### REQUEST:
Wherever the word "JSON" appears in a line, copy that line.

-- begin INPUT DATA --

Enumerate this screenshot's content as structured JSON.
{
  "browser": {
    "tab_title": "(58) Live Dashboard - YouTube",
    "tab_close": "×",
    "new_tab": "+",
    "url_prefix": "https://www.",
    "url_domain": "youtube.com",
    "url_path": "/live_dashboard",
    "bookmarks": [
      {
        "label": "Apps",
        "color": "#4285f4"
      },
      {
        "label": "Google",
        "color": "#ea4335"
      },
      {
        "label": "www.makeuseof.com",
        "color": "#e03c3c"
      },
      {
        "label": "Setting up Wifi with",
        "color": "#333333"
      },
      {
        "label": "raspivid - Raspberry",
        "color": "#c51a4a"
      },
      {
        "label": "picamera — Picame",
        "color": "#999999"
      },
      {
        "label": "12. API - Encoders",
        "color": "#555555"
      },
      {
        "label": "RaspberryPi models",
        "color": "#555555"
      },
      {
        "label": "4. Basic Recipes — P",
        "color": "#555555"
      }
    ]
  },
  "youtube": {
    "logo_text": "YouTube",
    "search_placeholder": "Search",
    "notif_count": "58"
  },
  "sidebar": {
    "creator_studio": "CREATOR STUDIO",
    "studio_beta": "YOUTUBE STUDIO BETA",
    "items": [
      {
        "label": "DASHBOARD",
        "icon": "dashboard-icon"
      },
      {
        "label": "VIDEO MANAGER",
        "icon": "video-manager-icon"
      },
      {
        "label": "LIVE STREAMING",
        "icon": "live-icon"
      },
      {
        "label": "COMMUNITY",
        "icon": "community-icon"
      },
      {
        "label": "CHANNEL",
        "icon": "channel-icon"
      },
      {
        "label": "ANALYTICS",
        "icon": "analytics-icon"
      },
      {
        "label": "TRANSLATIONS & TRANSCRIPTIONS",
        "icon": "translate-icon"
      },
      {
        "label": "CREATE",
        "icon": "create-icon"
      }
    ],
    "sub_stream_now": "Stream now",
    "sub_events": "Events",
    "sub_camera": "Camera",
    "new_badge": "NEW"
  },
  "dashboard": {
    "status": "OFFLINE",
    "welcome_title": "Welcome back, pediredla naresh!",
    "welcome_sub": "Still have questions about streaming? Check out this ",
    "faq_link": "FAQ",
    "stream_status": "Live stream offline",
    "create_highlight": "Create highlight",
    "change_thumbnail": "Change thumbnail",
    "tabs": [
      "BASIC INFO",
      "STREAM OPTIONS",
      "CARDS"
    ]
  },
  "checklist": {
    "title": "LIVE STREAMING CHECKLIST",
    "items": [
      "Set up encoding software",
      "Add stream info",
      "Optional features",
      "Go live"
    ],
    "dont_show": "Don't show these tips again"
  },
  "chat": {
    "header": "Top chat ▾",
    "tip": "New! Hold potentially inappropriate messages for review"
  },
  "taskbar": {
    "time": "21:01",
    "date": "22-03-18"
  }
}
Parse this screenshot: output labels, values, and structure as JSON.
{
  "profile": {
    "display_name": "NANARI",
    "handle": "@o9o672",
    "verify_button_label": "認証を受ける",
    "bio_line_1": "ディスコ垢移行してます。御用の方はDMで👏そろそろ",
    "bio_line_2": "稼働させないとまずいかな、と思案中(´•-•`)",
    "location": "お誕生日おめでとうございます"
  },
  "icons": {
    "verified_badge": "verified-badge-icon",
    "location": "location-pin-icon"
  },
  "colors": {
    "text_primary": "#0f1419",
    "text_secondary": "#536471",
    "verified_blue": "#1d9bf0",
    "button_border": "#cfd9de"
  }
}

-- end INPUT DATA --

### TASK RESULT:
Enumerate this screenshot's content as structured JSON.
Parse this screenshot: output labels, values, and structure as JSON.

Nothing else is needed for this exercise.